___ Source material ___

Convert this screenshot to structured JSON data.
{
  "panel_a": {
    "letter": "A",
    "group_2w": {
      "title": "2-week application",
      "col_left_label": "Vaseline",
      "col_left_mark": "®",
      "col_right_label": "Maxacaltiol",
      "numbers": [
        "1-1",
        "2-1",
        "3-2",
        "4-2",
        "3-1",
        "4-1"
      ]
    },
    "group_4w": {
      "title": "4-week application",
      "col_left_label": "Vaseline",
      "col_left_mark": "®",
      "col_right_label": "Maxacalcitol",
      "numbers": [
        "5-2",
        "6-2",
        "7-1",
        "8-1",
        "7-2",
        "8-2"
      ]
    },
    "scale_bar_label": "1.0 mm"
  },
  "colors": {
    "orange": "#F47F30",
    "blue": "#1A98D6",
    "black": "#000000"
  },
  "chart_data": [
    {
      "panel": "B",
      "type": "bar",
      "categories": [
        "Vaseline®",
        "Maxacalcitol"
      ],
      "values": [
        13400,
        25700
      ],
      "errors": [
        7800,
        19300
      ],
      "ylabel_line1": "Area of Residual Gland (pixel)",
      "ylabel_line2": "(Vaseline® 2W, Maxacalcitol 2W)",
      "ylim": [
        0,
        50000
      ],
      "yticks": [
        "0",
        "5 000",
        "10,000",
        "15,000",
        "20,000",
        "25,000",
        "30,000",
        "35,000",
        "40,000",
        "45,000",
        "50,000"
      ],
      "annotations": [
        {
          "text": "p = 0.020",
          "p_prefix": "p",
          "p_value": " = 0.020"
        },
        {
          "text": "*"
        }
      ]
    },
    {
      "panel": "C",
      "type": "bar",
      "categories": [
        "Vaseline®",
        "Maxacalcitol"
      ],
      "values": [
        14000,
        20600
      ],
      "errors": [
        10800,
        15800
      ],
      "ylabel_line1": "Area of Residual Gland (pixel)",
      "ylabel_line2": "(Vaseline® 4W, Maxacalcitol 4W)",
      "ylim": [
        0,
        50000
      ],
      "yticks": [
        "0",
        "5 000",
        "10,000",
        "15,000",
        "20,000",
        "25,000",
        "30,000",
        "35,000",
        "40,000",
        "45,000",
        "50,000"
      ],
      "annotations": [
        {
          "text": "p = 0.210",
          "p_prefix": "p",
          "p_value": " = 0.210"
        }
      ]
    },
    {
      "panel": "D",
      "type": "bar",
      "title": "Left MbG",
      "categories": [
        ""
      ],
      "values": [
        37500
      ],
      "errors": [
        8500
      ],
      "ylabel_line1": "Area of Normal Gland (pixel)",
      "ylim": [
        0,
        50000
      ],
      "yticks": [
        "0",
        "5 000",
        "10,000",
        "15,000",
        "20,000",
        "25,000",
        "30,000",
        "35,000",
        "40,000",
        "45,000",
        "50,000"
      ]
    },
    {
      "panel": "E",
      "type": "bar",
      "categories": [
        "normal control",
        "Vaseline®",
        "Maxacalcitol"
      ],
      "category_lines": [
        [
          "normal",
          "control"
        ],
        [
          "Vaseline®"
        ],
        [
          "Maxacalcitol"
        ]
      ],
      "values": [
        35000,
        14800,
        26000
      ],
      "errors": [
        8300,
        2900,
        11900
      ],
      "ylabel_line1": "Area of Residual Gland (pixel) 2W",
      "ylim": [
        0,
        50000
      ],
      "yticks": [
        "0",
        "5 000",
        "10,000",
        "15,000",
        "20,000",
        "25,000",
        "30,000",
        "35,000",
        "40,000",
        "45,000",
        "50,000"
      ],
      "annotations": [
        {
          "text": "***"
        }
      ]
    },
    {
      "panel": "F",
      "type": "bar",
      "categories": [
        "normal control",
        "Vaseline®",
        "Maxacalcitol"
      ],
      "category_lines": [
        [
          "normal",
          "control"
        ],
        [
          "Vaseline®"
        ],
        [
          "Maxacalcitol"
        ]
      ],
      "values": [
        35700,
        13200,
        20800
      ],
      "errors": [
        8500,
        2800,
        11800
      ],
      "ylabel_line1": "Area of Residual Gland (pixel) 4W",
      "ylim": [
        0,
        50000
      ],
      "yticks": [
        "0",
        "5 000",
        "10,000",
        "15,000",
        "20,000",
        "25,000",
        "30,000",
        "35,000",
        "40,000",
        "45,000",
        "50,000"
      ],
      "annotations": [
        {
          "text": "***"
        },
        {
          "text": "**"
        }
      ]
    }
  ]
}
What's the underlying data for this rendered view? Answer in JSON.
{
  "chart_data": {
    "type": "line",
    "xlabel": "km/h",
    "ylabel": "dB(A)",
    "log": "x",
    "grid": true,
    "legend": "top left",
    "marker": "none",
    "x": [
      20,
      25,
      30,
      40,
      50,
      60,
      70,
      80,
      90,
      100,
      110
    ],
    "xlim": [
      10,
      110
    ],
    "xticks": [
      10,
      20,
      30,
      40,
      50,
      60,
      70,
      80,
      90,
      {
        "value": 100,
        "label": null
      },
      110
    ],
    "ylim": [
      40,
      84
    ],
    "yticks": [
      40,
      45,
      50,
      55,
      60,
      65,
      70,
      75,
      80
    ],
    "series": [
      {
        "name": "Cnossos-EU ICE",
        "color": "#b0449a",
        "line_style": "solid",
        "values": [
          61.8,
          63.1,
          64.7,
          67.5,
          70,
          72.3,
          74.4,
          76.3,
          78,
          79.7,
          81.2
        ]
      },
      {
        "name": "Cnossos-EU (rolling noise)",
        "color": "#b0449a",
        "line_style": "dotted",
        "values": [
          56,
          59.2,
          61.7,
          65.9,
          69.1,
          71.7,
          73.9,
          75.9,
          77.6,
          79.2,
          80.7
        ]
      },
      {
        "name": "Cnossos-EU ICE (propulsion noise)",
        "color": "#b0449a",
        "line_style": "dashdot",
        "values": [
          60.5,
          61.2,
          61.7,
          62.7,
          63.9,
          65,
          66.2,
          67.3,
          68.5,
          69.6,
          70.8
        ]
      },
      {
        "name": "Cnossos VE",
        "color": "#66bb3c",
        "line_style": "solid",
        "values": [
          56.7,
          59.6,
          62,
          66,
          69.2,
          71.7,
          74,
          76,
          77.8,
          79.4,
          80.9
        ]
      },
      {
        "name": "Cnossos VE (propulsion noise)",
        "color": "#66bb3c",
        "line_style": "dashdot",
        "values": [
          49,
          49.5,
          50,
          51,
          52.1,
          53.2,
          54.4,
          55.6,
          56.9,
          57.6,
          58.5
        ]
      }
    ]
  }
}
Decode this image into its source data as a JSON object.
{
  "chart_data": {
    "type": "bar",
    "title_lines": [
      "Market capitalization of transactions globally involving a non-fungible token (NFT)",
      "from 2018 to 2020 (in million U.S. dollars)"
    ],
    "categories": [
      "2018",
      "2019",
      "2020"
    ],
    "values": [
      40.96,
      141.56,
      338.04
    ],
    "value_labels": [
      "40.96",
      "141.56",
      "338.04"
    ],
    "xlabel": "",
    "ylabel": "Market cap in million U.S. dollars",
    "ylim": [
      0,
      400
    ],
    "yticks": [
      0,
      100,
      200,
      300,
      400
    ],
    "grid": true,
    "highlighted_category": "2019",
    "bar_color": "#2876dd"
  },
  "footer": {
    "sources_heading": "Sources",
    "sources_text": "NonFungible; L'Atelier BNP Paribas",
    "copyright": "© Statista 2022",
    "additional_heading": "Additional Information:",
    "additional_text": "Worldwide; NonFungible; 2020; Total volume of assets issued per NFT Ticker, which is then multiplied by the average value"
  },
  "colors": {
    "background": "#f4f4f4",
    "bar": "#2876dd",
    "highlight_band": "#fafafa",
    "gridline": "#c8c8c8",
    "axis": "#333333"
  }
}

___

Task prompt — What do the records say? Quote them all exactly.

Answer to the exercise —
Convert this screenshot to structured JSON data.
{
  "panel_a": {
    "letter": "A",
    "group_2w": {
      "title": "2-week application",
      "col_left_label": "Vaseline",
      "col_left_mark": "®",
      "col_right_label": "Maxacaltiol",
      "numbers": [
        "1-1",
        "2-1",
        "3-2",
        "4-2",
        "3-1",
        "4-1"
      ]
    },
    "group_4w": {
      "title": "4-week application",
      "col_left_label": "Vaseline",
      "col_left_mark": "®",
      "col_right_label": "Maxacalcitol",
      "numbers": [
        "5-2",
        "6-2",
        "7-1",
        "8-1",
        "7-2",
        "8-2"
      ]
    },
    "scale_bar_label": "1.0 mm"
  },
  "colors": {
    "orange": "#F47F30",
    "blue": "#1A98D6",
    "black": "#000000"
  },
  "chart_data": [
    {
      "panel": "B",
      "type": "bar",
      "categories": [
        "Vaseline®",
        "Maxacalcitol"
      ],
      "values": [
        13400,
        25700
      ],
      "errors": [
        7800,
        19300
      ],
      "ylabel_line1": "Area of Residual Gland (pixel)",
      "ylabel_line2": "(Vaseline® 2W, Maxacalcitol 2W)",
      "ylim": [
        0,
        50000
      ],
      "yticks": [
        "0",
        "5 000",
        "10,000",
        "15,000",
        "20,000",
        "25,000",
        "30,000",
        "35,000",
        "40,000",
        "45,000",
        "50,000"
      ],
      "annotations": [
        {
          "text": "p = 0.020",
          "p_prefix": "p",
          "p_value": " = 0.020"
        },
        {
          "text": "*"
        }
      ]
    },
    {
      "panel": "C",
      "type": "bar",
      "categories": [
        "Vaseline®",
        "Maxacalcitol"
      ],
      "values": [
        14000,
        20600
      ],
      "errors": [
        10800,
        15800
      ],
      "ylabel_line1": "Area of Residual Gland (pixel)",
      "ylabel_line2": "(Vaseline® 4W, Maxacalcitol 4W)",
      "ylim": [
        0,
        50000
      ],
      "yticks": [
        "0",
        "5 000",
        "10,000",
        "15,000",
        "20,000",
        "25,000",
        "30,000",
        "35,000",
        "40,000",
        "45,000",
        "50,000"
      ],
      "annotations": [
        {
          "text": "p = 0.210",
          "p_prefix": "p",
          "p_value": " = 0.210"
        }
      ]
    },
    {
      "panel": "D",
      "type": "bar",
      "title": "Left MbG",
      "categories": [
        ""
      ],
      "values": [
        37500
      ],
      "errors": [
        8500
      ],
      "ylabel_line1": "Area of Normal Gland (pixel)",
      "ylim": [
        0,
        50000
      ],
      "yticks": [
        "0",
        "5 000",
        "10,000",
        "15,000",
        "20,000",
        "25,000",
        "30,000",
        "35,000",
        "40,000",
        "45,000",
        "50,000"
      ]
    },
    {
      "panel": "E",
      "type": "bar",
      "categories": [
        "normal control",
        "Vaseline®",
        "Maxacalcitol"
      ],
      "category_lines": [
        [
          "normal",
          "control"
        ],
        [
          "Vaseline®"
        ],
        [
          "Maxacalcitol"
        ]
      ],
      "values": [
        35000,
        14800,
        26000
      ],
      "errors": [
        8300,
        2900,
        11900
      ],
      "ylabel_line1": "Area of Residual Gland (pixel) 2W",
      "ylim": [
        0,
        50000
      ],
      "yticks": [
        "0",
        "5 000",
        "10,000",
        "15,000",
        "20,000",
        "25,000",
        "30,000",
        "35,000",
        "40,000",
        "45,000",
        "50,000"
      ],
      "annotations": [
        {
          "text": "***"
        }
      ]
    },
    {
      "panel": "F",
      "type": "bar",
      "categories": [
        "normal control",
        "Vaseline®",
        "Maxacalcitol"
      ],
      "category_lines": [
        [
          "normal",
          "control"
        ],
        [
          "Vaseline®"
        ],
        [
          "Maxacalcitol"
        ]
      ],
      "values": [
        35700,
        13200,
        20800
      ],
      "errors": [
        8500,
        2800,
        11800
      ],
      "ylabel_line1": "Area of Residual Gland (pixel) 4W",
      "ylim": [
        0,
        50000
      ],
      "yticks": [
        "0",
        "5 000",
        "10,000",
        "15,000",
        "20,000",
        "25,000",
        "30,000",
        "35,000",
        "40,000",
        "45,000",
        "50,000"
      ],
      "annotations": [
        {
          "text": "***"
        },
        {
          "text": "**"
        }
      ]
    }
  ]
}
What's the underlying data for this rendered view? Answer in JSON.
{
  "chart_data": {
    "type": "line",
    "xlabel": "km/h",
    "ylabel": "dB(A)",
    "log": "x",
    "grid": true,
    "legend": "top left",
    "marker": "none",
    "x": [
      20,
      25,
      30,
      40,
      50,
      60,
      70,
      80,
      90,
      100,
      110
    ],
    "xlim": [
      10,
      110
    ],
    "xticks": [
      10,
      20,
      30,
      40,
      50,
      60,
      70,
      80,
      90,
      {
        "value": 100,
        "label": null
      },
      110
    ],
    "ylim": [
      40,
      84
    ],
    "yticks": [
      40,
      45,
      50,
      55,
      60,
      65,
      70,
      75,
      80
    ],
    "series": [
      {
        "name": "Cnossos-EU ICE",
        "color": "#b0449a",
        "line_style": "solid",
        "values": [
          61.8,
          63.1,
          64.7,
          67.5,
          70,
          72.3,
          74.4,
          76.3,
          78,
          79.7,
          81.2
        ]
      },
      {
        "name": "Cnossos-EU (rolling noise)",
        "color": "#b0449a",
        "line_style": "dotted",
        "values": [
          56,
          59.2,
          61.7,
          65.9,
          69.1,
          71.7,
          73.9,
          75.9,
          77.6,
          79.2,
          80.7
        ]
      },
      {
        "name": "Cnossos-EU ICE (propulsion noise)",
        "color": "#b0449a",
        "line_style": "dashdot",
        "values": [
          60.5,
          61.2,
          61.7,
          62.7,
          63.9,
          65,
          66.2,
          67.3,
          68.5,
          69.6,
          70.8
        ]
      },
      {
        "name": "Cnossos VE",
        "color": "#66bb3c",
        "line_style": "solid",
        "values": [
          56.7,
          59.6,
          62,
          66,
          69.2,
          71.7,
          74,
          76,
          77.8,
          79.4,
          80.9
        ]
      },
      {
        "name": "Cnossos VE (propulsion noise)",
        "color": "#66bb3c",
        "line_style": "dashdot",
        "values": [
          49,
          49.5,
          50,
          51,
          52.1,
          53.2,
          54.4,
          55.6,
          56.9,
          57.6,
          58.5
        ]
      }
    ]
  }
}
Decode this image into its source data as a JSON object.
{
  "chart_data": {
    "type": "bar",
    "title_lines": [
      "Market capitalization of transactions globally involving a non-fungible token (NFT)",
      "from 2018 to 2020 (in million U.S. dollars)"
    ],
    "categories": [
      "2018",
      "2019",
      "2020"
    ],
    "values": [
      40.96,
      141.56,
      338.04
    ],
    "value_labels": [
      "40.96",
      "141.56",
      "338.04"
    ],
    "xlabel": "",
    "ylabel": "Market cap in million U.S. dollars",
    "ylim": [
      0,
      400
    ],
    "yticks": [
      0,
      100,
      200,
      300,
      400
    ],
    "grid": true,
    "highlighted_category": "2019",
    "bar_color": "#2876dd"
  },
  "footer": {
    "sources_heading": "Sources",
    "sources_text": "NonFungible; L'Atelier BNP Paribas",
    "copyright": "© Statista 2022",
    "additional_heading": "Additional Information:",
    "additional_text": "Worldwide; NonFungible; 2020; Total volume of assets issued per NFT Ticker, which is then multiplied by the average value"
  },
  "colors": {
    "background": "#f4f4f4",
    "bar": "#2876dd",
    "highlight_band": "#fafafa",
    "gridline": "#c8c8c8",
    "axis": "#333333"
  }
}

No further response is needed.